Dog parks are not the best place. The idea is wonderful; a great place to let your dog play and have fun and burn off some energy so maybe you can skip a day of a long walk. But because many people don’t train their dogs and don’t monitor their dogs (not saying you, but it is common for people to sit and read and not pay attention to the dogs while they are there). Dogs get over tired, one hour is more than enough time to play, anything more than that you can get a crank dog. Many dogs that go at the same time every day conceder the park their territory and any other dog that comes in and looks at him wrong can end up in trouble. It is not about the idea, it is about how people feel they are entitled to use the park.

One of the reasons your dog (and usually the most common) is he feels he owns the park. He has become the alpha in HIS eyes, as true to other dogs and the truth is you are going to end up with either your dog or someone else’s dog injured.

Other owners DO MIND if your dog mounts them. I personally find it offensive and in truth it makes me mad when an owner either laughs at it or watches and does nothing. People just might not say anything to you letting you believe that they don’t mind, but they do mind. One day your dog is going to try and mount the wrong dog and there will be trouble! It begins with you the owner ALLOWING your dog to be alpha dog, Instead of part of the pack. The dog park pack is a rotating one but a pack none the less.

• **WHAT YOU WILL DO**:
A. Answer these questions from the dog park text:
(i) How much playtime does it call more than enough?
(ii) What do many dogs that go at the same time every day consider the park?
(iii) What kind of pack does it say the dog park pack is?
B. Reproduce the dog park text, everything from "Dog parks are" down to "use the park.".
Base every answer on the dog park text alone.

(Coordinate annotation records)
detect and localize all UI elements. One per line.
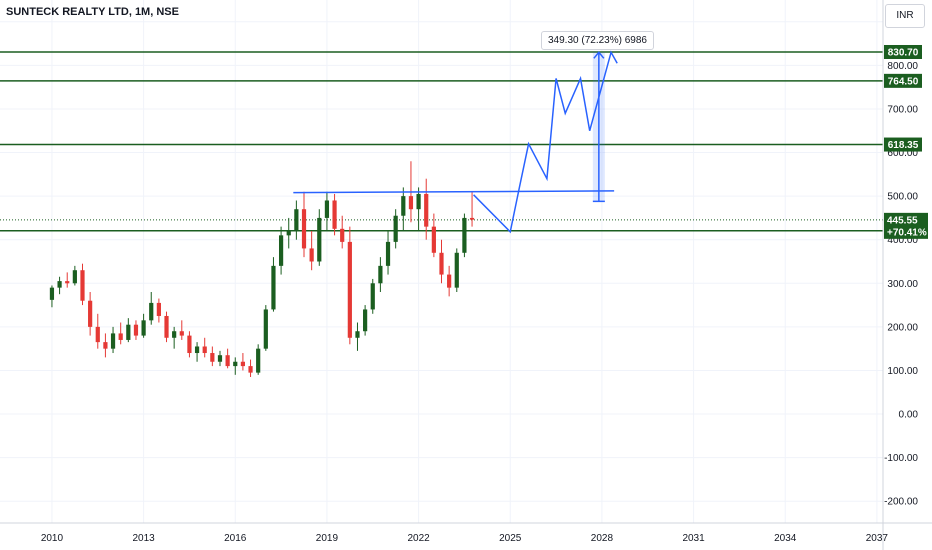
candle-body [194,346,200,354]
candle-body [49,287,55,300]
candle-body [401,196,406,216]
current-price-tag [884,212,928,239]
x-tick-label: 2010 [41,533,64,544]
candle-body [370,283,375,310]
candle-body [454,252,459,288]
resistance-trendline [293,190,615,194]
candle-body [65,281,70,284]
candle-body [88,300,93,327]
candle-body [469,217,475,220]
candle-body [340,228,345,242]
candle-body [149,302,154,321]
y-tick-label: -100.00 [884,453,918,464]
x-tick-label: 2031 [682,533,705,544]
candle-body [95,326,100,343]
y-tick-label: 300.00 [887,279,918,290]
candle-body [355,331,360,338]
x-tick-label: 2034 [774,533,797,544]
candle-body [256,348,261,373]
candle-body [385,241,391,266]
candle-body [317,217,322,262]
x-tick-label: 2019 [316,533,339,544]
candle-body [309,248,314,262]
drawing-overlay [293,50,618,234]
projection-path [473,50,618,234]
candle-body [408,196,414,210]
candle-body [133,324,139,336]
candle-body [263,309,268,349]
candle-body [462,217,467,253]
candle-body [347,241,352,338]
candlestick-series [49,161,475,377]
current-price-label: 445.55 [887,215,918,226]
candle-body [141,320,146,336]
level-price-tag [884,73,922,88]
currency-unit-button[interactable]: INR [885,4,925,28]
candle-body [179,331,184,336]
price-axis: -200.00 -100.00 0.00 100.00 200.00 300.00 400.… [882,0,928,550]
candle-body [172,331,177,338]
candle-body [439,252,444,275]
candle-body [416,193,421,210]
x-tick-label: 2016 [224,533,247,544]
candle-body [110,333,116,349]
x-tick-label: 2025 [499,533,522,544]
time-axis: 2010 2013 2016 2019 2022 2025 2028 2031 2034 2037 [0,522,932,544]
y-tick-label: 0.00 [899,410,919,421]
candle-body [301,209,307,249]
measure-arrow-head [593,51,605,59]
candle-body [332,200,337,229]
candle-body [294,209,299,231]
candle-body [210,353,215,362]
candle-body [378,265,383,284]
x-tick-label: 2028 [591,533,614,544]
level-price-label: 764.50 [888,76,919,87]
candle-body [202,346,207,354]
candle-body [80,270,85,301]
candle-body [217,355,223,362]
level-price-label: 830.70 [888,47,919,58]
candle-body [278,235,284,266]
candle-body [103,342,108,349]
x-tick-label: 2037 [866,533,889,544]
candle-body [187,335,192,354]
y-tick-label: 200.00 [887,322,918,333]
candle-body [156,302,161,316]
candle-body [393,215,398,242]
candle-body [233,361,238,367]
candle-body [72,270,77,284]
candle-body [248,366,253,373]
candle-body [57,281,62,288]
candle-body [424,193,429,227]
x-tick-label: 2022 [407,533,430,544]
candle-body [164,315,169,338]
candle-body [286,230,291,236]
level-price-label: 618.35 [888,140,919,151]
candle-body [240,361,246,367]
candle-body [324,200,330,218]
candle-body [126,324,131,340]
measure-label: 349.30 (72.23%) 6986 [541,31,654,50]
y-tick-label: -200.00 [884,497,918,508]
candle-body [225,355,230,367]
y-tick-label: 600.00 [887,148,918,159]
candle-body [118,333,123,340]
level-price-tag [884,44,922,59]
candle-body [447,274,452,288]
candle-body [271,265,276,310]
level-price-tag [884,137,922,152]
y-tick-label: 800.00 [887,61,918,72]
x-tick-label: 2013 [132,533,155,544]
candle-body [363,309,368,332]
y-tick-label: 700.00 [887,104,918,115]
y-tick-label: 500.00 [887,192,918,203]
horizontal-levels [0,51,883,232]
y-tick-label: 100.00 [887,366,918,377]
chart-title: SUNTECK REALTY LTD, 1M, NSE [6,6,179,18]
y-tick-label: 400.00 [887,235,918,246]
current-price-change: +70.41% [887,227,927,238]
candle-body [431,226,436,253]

• **WORKED SOLUTIONS**:
A.
(i) One hour.
(ii) Their territory.
(iii) A rotating one, but a pack nonetheless.

B.
Dog parks are not the best place. The idea is wonderful; a great place to let your dog play and have fun and burn off some energy so maybe you can skip a day of a long walk. But because many people don’t train their dogs and don’t monitor their dogs (not saying you, but it is common for people to sit and read and not pay attention to the dogs while they are there). Dogs get over tired, one hour is more than enough time to play, anything more than that you can get a crank dog. Many dogs that go at the same time every day conceder the park their territory and any other dog that comes in and looks at him wrong can end up in trouble. It is not about the idea, it is about how people feel they are entitled to use the park.